(Data records):
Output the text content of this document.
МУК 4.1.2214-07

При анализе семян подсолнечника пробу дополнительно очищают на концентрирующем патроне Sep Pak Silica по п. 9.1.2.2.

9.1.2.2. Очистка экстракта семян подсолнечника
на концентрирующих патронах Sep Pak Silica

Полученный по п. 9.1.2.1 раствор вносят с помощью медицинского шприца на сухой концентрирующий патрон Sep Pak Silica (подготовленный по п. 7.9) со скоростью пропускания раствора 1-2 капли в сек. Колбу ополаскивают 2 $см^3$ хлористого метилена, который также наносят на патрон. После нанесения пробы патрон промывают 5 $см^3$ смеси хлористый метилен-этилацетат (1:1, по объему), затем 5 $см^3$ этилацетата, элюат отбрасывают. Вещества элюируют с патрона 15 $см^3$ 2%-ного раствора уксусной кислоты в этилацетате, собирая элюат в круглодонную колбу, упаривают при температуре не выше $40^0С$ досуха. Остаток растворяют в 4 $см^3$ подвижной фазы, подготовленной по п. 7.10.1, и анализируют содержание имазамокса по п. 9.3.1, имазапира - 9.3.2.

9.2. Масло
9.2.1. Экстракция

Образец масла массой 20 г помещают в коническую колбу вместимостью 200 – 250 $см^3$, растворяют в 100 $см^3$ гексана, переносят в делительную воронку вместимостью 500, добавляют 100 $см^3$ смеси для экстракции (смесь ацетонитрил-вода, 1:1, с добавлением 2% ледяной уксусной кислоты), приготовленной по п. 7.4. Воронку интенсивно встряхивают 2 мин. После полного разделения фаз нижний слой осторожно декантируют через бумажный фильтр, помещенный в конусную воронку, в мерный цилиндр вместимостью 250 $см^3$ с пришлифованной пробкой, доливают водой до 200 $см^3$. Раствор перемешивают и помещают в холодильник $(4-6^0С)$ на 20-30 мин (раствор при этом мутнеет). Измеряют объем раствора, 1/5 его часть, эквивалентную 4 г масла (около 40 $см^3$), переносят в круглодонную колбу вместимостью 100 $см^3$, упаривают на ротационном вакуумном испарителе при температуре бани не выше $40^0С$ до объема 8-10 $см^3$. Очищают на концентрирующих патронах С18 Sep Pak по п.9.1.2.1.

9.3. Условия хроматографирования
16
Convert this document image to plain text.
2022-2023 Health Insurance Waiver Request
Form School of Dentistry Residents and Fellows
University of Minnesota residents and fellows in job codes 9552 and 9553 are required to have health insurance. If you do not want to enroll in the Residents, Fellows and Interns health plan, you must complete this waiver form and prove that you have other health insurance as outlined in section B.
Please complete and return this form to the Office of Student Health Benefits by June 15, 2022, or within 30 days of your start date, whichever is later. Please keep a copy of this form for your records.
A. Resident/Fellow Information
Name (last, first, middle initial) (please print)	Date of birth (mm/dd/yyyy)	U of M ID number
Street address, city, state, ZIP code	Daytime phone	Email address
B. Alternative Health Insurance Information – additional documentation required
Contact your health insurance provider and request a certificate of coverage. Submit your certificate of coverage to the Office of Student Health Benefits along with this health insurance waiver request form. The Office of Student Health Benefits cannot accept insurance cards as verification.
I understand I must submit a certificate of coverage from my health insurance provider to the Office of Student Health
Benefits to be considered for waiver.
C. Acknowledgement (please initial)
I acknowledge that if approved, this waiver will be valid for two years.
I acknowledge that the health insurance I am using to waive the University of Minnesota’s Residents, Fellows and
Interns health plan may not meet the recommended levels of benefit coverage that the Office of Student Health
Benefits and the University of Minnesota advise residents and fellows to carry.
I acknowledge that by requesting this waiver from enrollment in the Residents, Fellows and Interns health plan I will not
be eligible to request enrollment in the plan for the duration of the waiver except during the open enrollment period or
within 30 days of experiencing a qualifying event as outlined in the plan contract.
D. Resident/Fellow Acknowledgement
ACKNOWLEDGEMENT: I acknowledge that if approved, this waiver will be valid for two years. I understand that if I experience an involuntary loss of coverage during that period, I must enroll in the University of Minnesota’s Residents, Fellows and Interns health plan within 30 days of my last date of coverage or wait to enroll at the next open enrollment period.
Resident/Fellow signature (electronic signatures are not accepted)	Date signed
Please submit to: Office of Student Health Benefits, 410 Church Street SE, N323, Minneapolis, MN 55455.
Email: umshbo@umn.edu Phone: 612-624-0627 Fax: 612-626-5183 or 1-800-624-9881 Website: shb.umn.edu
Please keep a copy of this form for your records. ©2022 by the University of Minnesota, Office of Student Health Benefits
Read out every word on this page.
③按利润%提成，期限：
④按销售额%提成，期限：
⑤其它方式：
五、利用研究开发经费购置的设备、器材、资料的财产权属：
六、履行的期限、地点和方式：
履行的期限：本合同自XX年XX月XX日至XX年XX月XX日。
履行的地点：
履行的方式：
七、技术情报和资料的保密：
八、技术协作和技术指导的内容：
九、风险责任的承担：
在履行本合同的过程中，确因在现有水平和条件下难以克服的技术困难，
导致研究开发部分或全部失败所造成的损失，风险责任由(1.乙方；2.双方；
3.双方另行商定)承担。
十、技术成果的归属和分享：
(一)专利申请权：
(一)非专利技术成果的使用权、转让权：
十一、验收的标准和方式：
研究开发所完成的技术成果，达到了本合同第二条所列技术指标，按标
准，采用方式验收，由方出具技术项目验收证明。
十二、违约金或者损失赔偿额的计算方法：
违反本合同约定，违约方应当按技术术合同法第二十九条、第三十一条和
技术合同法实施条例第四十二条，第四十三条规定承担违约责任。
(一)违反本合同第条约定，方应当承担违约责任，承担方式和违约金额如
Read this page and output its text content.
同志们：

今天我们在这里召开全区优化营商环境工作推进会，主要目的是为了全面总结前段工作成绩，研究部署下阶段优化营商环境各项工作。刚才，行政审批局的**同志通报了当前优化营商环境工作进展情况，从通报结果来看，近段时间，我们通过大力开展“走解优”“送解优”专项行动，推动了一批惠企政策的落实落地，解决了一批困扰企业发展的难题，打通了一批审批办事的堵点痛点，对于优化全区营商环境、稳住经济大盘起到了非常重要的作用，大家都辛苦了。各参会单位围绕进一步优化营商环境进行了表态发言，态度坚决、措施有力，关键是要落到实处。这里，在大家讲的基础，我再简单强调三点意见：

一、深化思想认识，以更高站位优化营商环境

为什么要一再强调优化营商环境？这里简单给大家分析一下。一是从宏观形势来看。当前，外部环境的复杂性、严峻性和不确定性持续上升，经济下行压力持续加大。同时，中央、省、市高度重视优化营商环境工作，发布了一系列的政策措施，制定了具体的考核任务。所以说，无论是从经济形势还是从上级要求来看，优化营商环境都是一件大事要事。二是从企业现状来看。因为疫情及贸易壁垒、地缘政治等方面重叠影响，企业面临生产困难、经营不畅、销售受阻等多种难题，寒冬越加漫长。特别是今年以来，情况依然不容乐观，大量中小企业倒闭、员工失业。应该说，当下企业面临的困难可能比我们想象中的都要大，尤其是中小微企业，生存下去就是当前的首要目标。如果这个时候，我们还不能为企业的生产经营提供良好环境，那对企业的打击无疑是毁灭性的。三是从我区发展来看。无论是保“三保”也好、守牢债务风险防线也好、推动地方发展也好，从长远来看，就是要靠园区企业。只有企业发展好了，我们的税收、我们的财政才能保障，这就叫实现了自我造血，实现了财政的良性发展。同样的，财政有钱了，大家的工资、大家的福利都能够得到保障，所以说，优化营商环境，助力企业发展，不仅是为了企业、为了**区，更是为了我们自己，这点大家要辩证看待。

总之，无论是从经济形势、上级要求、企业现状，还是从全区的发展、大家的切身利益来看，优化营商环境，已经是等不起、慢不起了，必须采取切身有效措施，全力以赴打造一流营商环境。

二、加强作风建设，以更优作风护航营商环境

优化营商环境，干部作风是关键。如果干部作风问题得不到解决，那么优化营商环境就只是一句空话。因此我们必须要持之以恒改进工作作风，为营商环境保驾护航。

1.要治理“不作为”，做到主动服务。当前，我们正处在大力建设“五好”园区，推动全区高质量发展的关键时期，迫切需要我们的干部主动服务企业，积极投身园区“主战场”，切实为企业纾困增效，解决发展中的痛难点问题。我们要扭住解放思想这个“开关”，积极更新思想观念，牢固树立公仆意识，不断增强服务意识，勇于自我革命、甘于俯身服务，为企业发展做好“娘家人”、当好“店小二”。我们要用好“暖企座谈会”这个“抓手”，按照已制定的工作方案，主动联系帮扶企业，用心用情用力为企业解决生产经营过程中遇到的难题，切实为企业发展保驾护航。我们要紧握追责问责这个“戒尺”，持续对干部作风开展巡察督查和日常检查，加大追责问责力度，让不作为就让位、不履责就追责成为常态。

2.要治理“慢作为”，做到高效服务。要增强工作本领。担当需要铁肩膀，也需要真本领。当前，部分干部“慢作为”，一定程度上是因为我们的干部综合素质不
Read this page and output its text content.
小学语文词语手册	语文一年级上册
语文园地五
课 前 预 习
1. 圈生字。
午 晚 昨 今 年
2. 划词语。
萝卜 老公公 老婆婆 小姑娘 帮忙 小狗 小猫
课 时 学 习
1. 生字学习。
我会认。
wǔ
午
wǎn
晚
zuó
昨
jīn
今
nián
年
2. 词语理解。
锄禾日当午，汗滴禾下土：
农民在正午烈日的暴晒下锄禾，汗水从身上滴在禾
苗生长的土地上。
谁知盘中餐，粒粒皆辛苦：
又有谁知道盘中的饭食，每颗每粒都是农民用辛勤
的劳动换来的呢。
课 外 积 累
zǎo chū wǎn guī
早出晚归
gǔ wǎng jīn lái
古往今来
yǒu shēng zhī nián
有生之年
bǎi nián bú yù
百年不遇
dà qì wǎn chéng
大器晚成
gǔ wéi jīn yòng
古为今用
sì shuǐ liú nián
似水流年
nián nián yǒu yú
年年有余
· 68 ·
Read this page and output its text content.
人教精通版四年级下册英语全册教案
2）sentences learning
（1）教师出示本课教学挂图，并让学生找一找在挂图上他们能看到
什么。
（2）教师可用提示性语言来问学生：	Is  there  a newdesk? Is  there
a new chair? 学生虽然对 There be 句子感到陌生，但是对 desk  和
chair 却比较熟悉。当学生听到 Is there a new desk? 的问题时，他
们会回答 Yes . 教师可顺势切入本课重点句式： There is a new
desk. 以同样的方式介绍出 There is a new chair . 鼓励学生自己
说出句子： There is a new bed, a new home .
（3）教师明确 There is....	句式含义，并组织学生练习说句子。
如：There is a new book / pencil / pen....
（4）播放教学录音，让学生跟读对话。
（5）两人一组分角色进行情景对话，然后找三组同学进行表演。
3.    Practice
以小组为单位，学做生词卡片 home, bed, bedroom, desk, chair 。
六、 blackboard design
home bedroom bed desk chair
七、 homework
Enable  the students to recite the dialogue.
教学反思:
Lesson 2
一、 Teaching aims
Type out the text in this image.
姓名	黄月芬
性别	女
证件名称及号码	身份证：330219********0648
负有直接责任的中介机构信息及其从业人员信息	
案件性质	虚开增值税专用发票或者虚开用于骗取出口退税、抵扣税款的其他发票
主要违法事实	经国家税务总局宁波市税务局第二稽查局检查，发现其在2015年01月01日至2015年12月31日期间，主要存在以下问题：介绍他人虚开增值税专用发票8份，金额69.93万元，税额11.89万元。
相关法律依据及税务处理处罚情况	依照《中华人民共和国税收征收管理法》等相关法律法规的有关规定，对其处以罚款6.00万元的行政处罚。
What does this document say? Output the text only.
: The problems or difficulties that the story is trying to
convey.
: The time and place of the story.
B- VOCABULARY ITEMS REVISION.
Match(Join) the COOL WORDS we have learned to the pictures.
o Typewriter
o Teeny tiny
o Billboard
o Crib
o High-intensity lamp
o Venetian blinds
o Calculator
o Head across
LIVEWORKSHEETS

(Your task): Pull every line containing "copy" from the material above.

(Solution):
Please complete and return this form to the Office of Student Health Benefits by June 15, 2022, or within 30 days of your start date, whichever is later. Please keep a copy of this form for your records.
Please keep a copy of this form for your records. ©2022 by the University of Minnesota, Office of Student Health Benefits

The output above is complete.